Please swap "Username" for "Email address" in the items from the start through the line containing "staticText: 100 % [257,7,286,21]", and give those lines again with everything else unchanged.

■ **Exercise data**:
/---

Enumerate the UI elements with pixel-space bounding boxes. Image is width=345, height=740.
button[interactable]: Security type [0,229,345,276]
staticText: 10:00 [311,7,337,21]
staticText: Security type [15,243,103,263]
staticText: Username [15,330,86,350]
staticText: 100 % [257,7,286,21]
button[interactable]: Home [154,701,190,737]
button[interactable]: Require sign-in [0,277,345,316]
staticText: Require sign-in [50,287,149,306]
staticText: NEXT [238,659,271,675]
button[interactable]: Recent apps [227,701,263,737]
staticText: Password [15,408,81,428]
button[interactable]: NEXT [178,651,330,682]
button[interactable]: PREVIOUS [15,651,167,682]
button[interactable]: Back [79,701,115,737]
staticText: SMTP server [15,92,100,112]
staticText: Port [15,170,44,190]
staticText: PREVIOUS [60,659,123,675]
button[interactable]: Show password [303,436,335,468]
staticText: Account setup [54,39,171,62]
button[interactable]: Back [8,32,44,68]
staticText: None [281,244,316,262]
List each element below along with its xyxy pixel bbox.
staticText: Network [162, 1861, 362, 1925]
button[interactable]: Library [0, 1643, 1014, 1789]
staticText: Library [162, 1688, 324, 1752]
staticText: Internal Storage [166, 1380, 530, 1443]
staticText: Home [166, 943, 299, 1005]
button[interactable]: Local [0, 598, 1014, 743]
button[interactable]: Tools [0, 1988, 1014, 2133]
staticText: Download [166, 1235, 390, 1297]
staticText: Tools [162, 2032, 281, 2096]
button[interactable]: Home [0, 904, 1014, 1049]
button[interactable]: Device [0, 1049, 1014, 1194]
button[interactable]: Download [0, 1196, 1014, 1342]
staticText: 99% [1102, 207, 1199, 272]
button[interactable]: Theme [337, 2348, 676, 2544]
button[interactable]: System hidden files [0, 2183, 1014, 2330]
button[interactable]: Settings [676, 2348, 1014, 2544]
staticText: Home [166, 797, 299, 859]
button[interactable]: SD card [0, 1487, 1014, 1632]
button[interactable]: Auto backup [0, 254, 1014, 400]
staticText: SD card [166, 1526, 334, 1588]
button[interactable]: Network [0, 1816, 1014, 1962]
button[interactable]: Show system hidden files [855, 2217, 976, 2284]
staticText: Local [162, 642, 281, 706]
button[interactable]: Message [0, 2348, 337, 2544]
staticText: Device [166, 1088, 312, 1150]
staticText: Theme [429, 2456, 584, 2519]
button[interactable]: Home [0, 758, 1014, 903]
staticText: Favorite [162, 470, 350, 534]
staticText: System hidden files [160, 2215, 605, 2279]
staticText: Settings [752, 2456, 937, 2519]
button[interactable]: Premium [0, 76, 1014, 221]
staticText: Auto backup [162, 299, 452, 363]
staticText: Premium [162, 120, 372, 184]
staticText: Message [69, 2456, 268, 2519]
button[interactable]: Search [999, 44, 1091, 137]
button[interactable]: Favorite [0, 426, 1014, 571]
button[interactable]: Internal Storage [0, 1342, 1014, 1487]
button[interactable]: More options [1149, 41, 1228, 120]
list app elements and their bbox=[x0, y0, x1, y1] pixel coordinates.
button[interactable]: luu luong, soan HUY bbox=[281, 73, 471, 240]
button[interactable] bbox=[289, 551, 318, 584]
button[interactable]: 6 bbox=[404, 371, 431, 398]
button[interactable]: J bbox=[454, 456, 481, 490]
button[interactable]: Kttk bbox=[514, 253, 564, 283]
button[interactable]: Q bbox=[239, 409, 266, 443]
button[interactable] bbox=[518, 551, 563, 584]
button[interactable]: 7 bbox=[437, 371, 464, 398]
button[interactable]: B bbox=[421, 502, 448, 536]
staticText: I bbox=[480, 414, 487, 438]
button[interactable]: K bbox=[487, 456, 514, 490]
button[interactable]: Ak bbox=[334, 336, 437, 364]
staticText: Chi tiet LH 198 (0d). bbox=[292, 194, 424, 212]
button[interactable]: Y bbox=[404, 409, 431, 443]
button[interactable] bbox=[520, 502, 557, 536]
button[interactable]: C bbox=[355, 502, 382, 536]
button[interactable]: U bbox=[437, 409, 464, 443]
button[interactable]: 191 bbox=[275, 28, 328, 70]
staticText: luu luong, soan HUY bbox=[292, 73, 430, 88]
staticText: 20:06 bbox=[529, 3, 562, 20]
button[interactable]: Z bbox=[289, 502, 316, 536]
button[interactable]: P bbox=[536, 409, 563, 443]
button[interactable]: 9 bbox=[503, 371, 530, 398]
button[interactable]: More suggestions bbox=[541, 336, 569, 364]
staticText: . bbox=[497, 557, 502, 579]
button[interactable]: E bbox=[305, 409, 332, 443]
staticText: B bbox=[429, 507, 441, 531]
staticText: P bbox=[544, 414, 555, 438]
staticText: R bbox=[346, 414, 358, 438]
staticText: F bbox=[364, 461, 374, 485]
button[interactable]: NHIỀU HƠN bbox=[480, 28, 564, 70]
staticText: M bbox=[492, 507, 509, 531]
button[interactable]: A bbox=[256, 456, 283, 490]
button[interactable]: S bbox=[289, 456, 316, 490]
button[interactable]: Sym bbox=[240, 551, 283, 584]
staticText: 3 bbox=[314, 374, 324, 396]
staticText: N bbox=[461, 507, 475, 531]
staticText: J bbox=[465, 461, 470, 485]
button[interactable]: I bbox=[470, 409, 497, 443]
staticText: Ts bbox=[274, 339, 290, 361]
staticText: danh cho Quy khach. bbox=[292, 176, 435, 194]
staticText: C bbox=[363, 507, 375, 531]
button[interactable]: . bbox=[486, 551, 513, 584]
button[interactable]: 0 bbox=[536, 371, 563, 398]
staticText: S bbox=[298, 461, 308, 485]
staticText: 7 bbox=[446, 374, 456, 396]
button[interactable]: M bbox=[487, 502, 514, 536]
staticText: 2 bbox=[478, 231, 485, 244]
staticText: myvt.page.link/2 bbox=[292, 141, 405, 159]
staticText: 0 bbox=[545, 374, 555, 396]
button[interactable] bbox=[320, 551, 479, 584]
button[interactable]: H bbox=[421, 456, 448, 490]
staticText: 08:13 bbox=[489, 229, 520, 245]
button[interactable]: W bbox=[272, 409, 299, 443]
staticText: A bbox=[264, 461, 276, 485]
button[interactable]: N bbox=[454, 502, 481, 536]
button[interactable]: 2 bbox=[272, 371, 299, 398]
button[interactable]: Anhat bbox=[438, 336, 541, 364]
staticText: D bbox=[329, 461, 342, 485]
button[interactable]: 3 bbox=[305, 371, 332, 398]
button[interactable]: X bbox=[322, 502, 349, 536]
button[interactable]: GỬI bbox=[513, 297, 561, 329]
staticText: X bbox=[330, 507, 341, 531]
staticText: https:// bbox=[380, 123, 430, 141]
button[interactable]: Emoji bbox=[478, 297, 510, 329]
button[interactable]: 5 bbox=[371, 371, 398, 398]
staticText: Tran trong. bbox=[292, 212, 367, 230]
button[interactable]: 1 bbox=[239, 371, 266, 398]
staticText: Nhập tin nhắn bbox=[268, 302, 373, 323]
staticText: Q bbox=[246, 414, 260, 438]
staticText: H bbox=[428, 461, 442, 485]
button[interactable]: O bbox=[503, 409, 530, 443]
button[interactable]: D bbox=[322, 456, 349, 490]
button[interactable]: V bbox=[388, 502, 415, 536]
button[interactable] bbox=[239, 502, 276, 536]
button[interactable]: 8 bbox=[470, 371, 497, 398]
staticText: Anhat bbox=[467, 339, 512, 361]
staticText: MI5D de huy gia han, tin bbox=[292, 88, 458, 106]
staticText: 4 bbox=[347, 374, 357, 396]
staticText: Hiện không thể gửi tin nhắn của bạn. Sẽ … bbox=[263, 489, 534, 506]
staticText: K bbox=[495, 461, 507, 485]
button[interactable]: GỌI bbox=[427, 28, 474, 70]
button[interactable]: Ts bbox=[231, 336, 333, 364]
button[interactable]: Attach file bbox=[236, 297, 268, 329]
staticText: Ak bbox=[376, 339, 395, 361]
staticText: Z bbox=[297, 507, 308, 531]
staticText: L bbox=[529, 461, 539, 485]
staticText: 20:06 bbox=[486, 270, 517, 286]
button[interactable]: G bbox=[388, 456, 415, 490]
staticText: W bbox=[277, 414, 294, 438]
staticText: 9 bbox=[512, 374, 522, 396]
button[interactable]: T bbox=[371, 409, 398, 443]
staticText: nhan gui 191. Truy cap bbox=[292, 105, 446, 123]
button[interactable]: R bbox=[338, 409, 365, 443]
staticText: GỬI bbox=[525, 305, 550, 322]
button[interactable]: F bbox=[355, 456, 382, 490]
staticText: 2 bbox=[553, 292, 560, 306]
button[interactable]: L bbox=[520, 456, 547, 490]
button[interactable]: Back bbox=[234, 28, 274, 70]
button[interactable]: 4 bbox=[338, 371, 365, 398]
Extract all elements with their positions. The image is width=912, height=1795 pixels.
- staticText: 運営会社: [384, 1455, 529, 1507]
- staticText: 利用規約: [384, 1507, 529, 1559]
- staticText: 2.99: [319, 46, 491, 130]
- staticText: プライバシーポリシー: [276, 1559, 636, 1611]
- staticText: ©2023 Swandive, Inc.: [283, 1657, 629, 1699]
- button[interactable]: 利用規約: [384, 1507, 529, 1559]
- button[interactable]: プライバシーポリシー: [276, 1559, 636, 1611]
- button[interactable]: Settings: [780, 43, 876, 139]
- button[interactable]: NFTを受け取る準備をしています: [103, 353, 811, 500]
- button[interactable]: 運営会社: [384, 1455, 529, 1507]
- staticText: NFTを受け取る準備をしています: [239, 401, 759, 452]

\---

■ **Right answer**:
Enumerate the UI elements with pixel-space bounding boxes. Image is width=345, height=740.
button[interactable]: Security type [0,229,345,276]
staticText: 10:00 [311,7,337,21]
staticText: Security type [15,243,103,263]
staticText: Email address [15,330,86,350]
staticText: 100 % [257,7,286,21]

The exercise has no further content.